[Collected data entries]
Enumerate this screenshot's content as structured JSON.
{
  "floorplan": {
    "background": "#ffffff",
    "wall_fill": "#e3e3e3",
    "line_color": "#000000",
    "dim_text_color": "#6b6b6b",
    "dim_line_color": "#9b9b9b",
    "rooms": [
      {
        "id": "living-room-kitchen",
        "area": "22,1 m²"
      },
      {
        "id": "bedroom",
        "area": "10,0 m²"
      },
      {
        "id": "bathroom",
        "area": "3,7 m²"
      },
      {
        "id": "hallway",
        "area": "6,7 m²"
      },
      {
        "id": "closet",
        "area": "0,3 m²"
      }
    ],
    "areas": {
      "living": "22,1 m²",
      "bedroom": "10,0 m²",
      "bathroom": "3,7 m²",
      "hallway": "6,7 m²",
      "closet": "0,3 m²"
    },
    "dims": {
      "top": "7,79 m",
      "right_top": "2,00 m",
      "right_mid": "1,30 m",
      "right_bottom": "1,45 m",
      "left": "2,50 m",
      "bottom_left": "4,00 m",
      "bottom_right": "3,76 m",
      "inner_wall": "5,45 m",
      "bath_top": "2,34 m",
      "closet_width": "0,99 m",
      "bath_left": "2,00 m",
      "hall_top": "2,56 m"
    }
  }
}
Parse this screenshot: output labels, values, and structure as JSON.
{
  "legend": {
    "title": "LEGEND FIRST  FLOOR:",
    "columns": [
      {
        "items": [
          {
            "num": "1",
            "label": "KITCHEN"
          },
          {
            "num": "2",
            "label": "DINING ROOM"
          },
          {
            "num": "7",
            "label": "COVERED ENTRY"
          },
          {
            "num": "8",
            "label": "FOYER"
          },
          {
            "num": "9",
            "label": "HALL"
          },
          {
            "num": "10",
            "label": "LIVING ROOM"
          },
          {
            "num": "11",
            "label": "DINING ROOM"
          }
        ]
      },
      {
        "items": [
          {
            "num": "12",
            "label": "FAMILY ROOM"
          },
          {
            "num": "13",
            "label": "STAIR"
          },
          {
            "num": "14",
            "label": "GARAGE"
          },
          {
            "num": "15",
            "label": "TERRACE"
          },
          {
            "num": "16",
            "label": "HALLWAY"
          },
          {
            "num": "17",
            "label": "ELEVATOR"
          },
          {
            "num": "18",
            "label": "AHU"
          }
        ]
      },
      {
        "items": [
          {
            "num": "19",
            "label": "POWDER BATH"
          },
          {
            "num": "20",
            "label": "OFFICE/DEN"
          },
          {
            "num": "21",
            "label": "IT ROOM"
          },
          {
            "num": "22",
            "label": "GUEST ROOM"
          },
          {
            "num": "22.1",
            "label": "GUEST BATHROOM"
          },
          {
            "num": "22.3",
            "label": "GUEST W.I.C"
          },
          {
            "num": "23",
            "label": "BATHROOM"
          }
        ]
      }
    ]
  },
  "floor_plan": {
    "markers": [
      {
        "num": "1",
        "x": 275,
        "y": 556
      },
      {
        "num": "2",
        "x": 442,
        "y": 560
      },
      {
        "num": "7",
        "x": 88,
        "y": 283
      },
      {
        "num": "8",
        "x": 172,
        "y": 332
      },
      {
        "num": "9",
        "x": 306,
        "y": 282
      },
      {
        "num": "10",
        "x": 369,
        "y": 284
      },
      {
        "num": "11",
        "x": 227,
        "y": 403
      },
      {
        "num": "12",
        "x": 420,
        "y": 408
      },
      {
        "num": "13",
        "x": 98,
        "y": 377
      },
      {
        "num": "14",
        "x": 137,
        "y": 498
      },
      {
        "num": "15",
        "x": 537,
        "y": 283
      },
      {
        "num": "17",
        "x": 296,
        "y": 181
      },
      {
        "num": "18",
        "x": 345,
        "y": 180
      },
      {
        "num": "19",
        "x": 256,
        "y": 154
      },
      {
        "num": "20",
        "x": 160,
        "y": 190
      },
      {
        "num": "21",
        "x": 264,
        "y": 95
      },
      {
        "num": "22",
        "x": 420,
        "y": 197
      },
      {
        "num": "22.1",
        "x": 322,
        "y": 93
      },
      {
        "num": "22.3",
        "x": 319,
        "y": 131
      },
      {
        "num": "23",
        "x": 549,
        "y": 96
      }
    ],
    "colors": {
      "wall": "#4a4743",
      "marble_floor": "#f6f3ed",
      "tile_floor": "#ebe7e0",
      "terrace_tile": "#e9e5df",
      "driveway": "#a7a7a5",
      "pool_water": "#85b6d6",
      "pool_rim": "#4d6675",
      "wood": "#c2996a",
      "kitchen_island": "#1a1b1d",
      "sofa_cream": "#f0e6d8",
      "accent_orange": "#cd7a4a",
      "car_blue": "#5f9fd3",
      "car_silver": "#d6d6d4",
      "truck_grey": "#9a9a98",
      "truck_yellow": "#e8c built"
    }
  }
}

What to produce: Filter the data for the string "JSON" and copy every line that has it.

Solution for this task:
Enumerate this screenshot's content as structured JSON.
Parse this screenshot: output labels, values, and structure as JSON.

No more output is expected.